◆ **TO BE DONE**
Work out how many lines of the material below mention the word "JSON"; reply with the number only.

————————

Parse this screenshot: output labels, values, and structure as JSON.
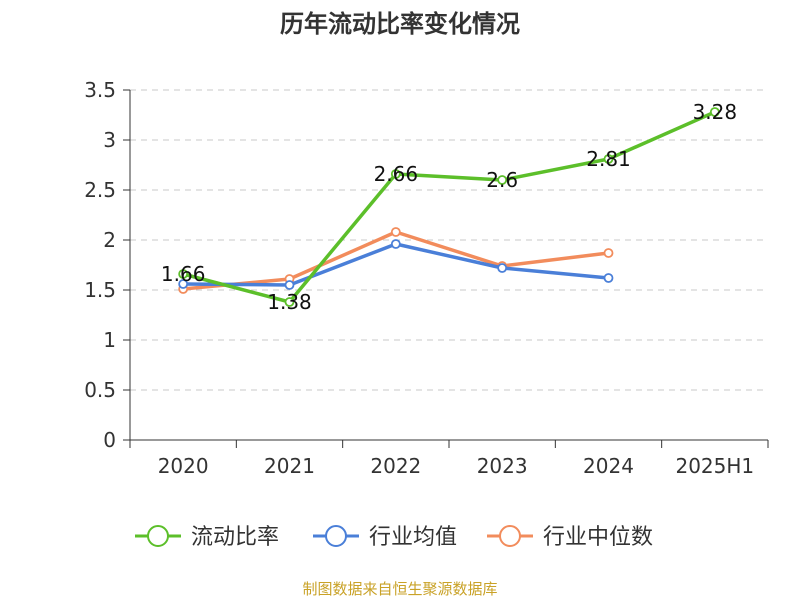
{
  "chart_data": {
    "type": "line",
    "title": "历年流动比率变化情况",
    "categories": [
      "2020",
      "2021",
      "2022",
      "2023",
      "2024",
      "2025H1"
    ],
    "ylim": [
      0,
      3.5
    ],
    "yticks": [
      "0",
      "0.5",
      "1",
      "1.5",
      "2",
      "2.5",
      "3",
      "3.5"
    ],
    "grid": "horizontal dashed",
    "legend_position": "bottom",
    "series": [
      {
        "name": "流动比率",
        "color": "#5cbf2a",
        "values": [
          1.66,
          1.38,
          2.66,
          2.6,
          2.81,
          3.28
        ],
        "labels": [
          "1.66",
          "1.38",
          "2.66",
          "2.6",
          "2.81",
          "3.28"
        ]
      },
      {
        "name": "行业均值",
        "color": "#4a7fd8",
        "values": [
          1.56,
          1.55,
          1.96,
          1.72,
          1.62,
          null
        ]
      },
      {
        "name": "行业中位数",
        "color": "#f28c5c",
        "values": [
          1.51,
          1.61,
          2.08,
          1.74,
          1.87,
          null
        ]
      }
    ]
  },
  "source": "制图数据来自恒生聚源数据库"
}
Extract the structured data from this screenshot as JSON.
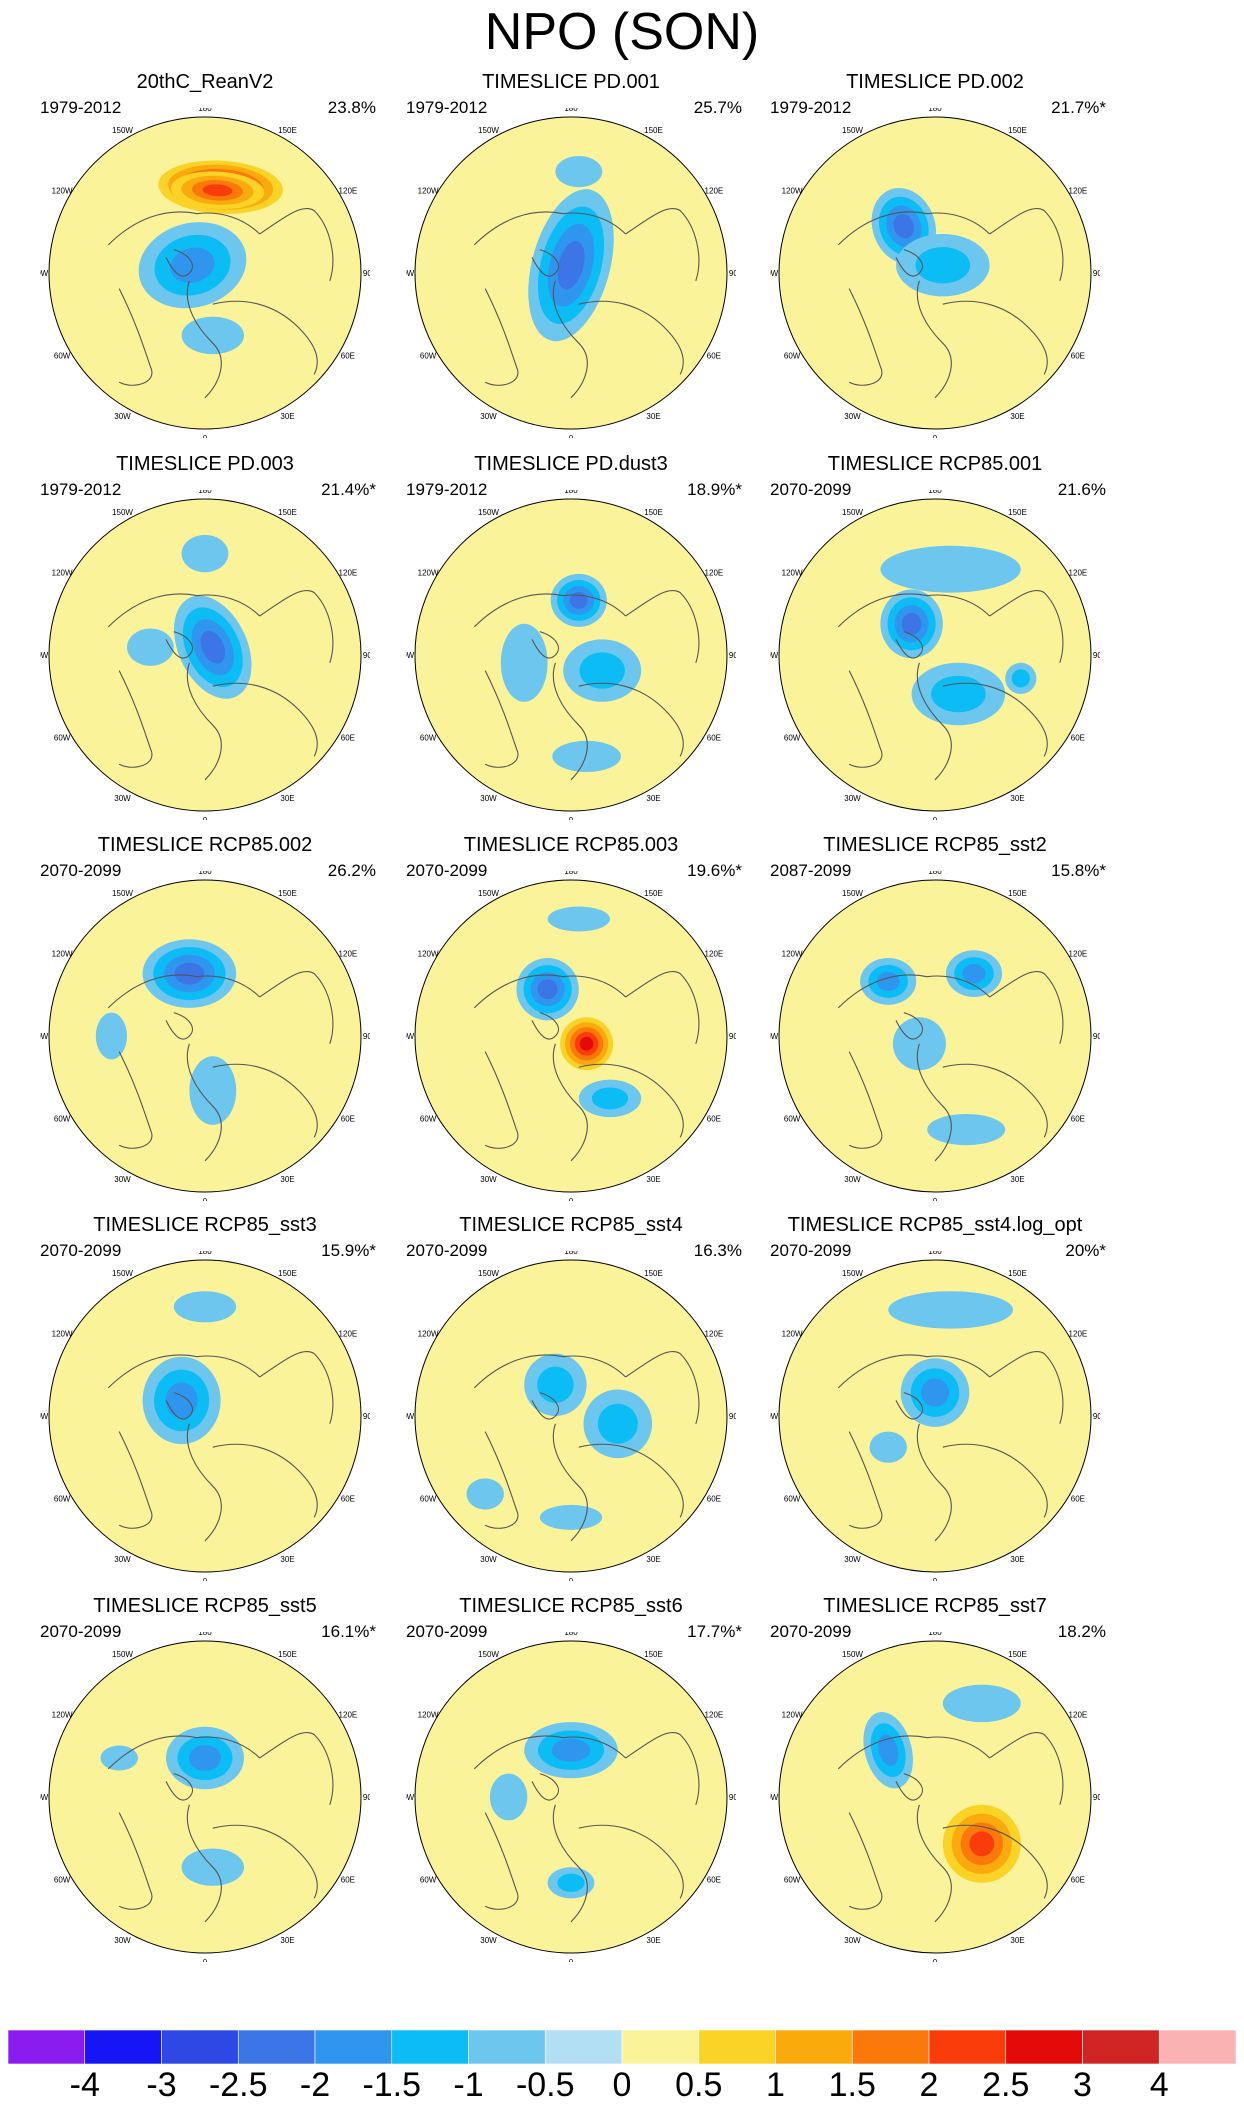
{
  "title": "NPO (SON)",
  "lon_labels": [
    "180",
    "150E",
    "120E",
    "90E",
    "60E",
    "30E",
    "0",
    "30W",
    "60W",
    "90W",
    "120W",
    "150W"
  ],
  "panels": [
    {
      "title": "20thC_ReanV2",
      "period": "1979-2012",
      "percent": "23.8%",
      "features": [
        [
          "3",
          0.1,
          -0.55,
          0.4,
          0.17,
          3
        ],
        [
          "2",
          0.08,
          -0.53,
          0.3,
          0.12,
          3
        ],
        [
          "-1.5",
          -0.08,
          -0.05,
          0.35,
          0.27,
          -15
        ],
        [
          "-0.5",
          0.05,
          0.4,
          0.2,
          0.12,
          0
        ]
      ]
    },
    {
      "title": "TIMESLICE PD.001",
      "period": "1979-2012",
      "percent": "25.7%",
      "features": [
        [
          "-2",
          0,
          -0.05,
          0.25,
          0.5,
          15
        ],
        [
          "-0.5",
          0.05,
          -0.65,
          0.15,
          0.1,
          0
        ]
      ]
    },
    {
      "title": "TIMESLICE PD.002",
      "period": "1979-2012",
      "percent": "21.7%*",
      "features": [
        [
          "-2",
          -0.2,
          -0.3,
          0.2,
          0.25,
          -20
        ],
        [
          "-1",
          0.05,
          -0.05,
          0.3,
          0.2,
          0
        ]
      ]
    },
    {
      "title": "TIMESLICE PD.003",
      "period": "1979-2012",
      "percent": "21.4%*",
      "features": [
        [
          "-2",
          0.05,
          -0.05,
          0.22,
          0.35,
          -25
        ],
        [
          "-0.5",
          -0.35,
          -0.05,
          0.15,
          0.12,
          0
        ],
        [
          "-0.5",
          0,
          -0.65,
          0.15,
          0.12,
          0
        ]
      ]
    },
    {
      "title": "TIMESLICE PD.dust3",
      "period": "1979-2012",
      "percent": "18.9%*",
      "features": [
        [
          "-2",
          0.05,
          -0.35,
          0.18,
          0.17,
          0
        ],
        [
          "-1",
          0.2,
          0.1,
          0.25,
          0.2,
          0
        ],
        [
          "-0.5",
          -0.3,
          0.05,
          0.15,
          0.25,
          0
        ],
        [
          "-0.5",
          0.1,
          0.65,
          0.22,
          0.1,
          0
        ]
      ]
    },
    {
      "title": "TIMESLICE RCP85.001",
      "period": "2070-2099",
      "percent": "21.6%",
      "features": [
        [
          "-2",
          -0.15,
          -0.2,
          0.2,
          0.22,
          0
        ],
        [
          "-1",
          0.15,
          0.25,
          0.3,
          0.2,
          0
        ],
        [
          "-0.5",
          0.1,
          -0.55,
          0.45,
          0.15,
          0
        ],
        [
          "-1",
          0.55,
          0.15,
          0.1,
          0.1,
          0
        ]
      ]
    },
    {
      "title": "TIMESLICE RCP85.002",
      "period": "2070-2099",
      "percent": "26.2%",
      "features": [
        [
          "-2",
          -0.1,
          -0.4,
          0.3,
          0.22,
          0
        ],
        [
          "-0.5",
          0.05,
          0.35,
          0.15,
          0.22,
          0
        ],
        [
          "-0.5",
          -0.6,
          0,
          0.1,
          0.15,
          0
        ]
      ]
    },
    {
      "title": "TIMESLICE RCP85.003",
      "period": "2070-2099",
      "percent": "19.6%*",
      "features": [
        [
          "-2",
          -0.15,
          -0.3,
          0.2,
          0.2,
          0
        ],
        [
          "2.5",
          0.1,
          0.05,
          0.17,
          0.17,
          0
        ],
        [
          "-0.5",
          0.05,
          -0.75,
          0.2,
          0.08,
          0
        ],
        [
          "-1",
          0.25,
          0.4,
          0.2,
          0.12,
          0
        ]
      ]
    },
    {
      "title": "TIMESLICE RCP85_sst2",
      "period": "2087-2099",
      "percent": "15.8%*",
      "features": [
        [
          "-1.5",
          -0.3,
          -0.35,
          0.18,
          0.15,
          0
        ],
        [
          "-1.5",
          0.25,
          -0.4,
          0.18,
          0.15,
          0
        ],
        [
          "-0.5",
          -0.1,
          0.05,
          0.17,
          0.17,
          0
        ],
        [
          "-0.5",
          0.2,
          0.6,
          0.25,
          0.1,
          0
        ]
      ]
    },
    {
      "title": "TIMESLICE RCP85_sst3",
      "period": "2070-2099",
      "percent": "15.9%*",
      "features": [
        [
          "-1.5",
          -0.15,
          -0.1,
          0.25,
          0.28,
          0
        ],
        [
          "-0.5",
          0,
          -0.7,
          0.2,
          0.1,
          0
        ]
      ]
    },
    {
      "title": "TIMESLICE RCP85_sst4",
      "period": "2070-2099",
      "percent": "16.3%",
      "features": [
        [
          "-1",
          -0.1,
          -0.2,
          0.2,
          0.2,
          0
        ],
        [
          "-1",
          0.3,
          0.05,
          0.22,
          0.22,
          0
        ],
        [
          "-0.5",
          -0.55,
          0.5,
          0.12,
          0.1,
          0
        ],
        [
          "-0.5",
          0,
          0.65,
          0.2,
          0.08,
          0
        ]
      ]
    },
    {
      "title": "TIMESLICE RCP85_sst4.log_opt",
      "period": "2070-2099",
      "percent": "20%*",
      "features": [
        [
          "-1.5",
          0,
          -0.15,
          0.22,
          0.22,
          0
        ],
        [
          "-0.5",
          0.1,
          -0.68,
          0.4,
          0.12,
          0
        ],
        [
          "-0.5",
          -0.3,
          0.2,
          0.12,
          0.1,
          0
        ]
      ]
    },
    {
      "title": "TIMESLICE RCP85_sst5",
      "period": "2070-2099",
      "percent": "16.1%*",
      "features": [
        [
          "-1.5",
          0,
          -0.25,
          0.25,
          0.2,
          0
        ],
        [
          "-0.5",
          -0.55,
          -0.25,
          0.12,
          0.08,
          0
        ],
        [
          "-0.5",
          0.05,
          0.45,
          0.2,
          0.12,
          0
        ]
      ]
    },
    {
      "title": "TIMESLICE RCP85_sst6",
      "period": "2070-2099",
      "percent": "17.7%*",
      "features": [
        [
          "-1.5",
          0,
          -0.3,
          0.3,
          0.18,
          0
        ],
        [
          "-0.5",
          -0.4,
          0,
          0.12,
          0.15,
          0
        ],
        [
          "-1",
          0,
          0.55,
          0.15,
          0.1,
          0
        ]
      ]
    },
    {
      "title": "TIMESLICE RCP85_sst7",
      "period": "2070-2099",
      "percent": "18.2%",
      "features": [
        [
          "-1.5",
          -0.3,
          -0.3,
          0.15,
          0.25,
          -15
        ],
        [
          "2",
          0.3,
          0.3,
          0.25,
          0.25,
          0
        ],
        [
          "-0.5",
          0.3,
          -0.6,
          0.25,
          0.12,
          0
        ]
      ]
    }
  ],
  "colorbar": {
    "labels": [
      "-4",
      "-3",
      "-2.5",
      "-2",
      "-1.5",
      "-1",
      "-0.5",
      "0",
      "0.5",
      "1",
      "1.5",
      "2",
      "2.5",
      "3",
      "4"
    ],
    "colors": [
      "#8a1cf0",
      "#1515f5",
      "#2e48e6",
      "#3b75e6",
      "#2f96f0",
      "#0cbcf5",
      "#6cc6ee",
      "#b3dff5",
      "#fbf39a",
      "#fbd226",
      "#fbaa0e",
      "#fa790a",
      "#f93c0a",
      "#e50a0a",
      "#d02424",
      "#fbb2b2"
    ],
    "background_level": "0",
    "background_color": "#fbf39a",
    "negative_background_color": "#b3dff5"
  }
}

————————

◆ **REPLY TO THE TASK**
2